*Exercise objective*
Pull every line containing "this" out of the material below.
-=-=-=-=-
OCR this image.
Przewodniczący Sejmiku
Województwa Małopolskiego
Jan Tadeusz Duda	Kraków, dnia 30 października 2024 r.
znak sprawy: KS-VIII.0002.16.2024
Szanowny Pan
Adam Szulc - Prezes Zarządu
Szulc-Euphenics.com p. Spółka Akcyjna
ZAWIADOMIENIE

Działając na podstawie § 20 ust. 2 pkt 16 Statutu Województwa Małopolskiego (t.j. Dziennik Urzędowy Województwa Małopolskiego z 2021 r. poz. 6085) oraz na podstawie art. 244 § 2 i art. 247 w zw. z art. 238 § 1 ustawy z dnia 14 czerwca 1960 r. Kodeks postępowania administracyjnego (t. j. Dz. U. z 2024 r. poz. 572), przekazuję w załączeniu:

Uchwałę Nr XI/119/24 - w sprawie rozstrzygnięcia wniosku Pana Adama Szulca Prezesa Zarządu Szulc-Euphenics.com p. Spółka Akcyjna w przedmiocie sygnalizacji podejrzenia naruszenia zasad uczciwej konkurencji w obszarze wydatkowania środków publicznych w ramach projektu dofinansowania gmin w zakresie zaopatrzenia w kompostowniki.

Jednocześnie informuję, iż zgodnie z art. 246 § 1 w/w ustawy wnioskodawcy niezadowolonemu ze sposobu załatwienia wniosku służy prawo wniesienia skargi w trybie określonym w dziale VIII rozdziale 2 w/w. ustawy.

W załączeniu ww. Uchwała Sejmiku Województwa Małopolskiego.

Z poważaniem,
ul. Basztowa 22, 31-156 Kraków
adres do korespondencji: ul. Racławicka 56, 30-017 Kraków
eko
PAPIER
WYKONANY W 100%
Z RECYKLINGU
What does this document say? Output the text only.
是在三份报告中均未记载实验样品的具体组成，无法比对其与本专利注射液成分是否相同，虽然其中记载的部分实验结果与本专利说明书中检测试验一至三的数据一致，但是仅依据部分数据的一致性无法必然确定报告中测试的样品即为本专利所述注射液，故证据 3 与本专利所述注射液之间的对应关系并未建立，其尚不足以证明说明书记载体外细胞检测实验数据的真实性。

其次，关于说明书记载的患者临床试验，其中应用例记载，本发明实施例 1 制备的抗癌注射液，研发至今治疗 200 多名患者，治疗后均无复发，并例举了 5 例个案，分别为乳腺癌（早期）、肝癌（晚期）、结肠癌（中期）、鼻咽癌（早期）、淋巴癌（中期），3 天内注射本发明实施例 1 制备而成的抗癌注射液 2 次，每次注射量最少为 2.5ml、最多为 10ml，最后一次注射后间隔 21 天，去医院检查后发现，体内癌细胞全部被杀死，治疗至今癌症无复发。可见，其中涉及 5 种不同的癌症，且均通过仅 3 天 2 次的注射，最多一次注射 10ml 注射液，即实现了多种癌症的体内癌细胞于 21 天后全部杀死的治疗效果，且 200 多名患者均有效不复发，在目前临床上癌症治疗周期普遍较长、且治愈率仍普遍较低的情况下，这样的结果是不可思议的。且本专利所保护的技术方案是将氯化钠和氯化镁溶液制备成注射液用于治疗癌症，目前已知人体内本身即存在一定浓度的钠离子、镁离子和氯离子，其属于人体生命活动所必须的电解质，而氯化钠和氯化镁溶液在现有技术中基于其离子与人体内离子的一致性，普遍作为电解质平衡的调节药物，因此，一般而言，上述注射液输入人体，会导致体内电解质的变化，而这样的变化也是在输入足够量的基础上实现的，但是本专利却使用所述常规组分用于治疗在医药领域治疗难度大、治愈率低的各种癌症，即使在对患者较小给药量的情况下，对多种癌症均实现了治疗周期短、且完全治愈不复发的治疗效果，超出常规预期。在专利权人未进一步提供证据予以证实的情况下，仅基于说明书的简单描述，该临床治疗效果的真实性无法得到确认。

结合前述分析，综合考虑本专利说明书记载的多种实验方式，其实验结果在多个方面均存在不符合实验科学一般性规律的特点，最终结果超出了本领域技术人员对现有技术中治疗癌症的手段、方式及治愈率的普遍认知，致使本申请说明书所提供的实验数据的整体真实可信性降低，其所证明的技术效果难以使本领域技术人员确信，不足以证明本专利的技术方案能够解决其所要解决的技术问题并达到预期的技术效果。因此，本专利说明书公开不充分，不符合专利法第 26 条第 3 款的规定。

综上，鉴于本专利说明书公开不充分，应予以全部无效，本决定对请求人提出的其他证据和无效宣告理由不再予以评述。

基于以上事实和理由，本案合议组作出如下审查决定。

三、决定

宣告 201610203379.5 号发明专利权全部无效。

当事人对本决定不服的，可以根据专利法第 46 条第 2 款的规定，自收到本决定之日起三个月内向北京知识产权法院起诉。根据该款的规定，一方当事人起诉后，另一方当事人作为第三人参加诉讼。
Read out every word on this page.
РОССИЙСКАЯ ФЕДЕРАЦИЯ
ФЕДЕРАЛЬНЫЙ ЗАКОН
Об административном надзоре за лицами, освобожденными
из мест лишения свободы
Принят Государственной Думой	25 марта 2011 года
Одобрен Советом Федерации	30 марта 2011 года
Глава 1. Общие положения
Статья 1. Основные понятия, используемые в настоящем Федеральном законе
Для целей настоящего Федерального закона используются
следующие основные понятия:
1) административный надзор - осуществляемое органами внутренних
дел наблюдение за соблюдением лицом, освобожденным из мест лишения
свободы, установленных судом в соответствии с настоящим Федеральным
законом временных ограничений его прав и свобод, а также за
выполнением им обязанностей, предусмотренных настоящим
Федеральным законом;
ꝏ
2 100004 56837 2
-=-=-=-=-
*Solution*
OCR this image.
What does this document say? Output the text only.
Read out every word on this page.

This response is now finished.